== DO THIS ==
Find every line in the records below that holds the word "exercises", and copy each one.

(Items from a dataset)
--- START ---

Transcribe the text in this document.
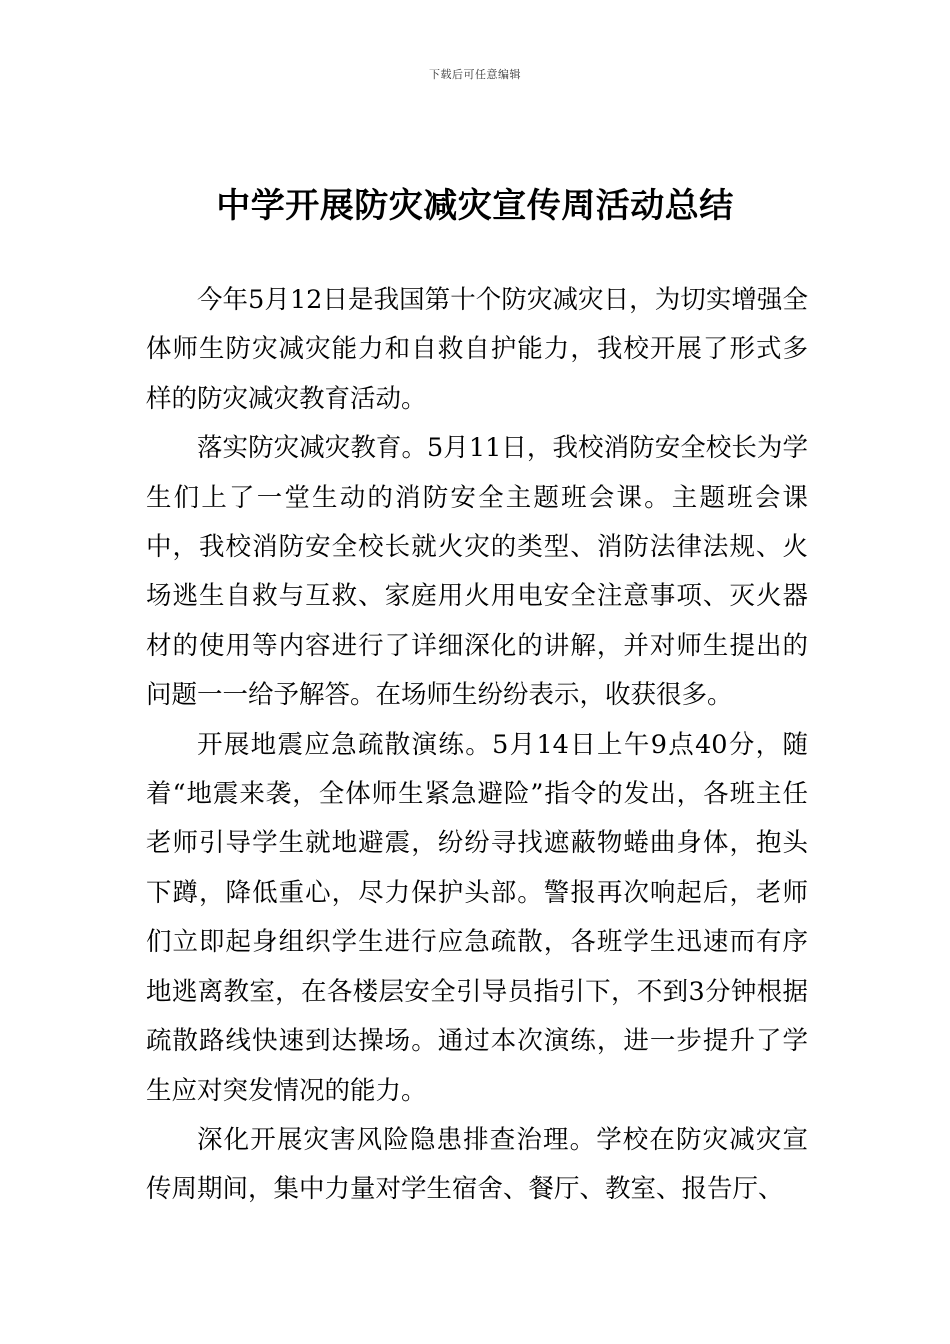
下载后可任意编辑
中学开展防灾减灾宣传周活动总结

今年5月12日是我国第十个防灾减灾日，为切实增强全体师生防灾减灾能力和自救自护能力，我校开展了形式多样的防灾减灾教育活动。

落实防灾减灾教育。5月11日，我校消防安全校长为学生们上了一堂生动的消防安全主题班会课。主题班会课中，我校消防安全校长就火灾的类型、消防法律法规、火场逃生自救与互救、家庭用火用电安全注意事项、灭火器材的使用等内容进行了详细深化的讲解，并对师生提出的问题一一给予解答。在场师生纷纷表示，收获很多。

开展地震应急疏散演练。5月14日上午9点40分，随着“地震来袭，全体师生紧急避险”指令的发出，各班主任老师引导学生就地避震，纷纷寻找遮蔽物蜷曲身体，抱头下蹲，降低重心，尽力保护头部。警报再次响起后，老师们立即起身组织学生进行应急疏散，各班学生迅速而有序地逃离教室，在各楼层安全引导员指引下，不到3分钟根据疏散路线快速到达操场。通过本次演练，进一步提升了学生应对突发情况的能力。

深化开展灾害风险隐患排查治理。学校在防灾减灾宣传周期间，集中力量对学生宿舍、餐厅、教室、报告厅、
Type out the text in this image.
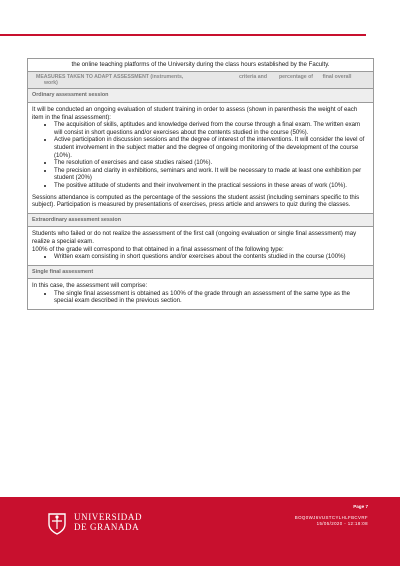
the online teaching platforms of the University during the class hours established by the Faculty.
MEASURES TAKEN TO ADAPT ASSESSMENT (instruments,
work)
criteria and	percentage of	final overall
Ordinary assessment session

It will be conducted an ongoing evaluation of student training in order to assess (shown in parenthesis the weight of each item in the final assessment):

• The acquisition of skills, aptitudes and knowledge derived from the course through a final exam. The written exam will consist in short questions and/or exercises about the contents studied in the course (50%).
• Active participation in discussion sessions and the degree of interest of the interventions. It will consider the level of student involvement in the subject matter and the degree of ongoing monitoring of the development of the course (10%).
• The resolution of exercises and case studies raised (10%).
• The precision and clarity in exhibitions, seminars and work. It will be necessary to made at least one exhibition per student (20%)
• The positive attitude of students and their involvement in the practical sessions in these areas of work (10%).

Sessions attendance is computed as the percentage of the sessions the student assist (including seminars specific to this subject). Participation is measured by presentations of exercises, press article and answers to quiz during the classes.

Extraordinary assessment session

Students who failed or do not realize the assessment of the first call (ongoing evaluation or single final assessment) may realize a special exam.

100% of the grade will correspond to that obtained in a final assessment of the following type:

• Written exam consisting in short questions and/or exercises about the contents studied in the course (100%)
Single final assessment

In this case, the assessment will comprise:

• The single final assessment is obtained as 100% of the grade through an assessment of the same type as the special exam described in the previous section.
UNIVERSIDAD
DE GRANADA
Page 7
BOQ0WJ6VUSTCYLHLFBCVRF
15/05/2020 - 12:18:08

--- END ---

== SOLUTION TO THE EXERCISE ==
• The acquisition of skills, aptitudes and knowledge derived from the course through a final exam. The written exam will consist in short questions and/or exercises about the contents studied in the course (50%).
• The resolution of exercises and case studies raised (10%).
Sessions attendance is computed as the percentage of the sessions the student assist (including seminars specific to this subject). Participation is measured by presentations of exercises, press article and answers to quiz during the classes.
• Written exam consisting in short questions and/or exercises about the contents studied in the course (100%)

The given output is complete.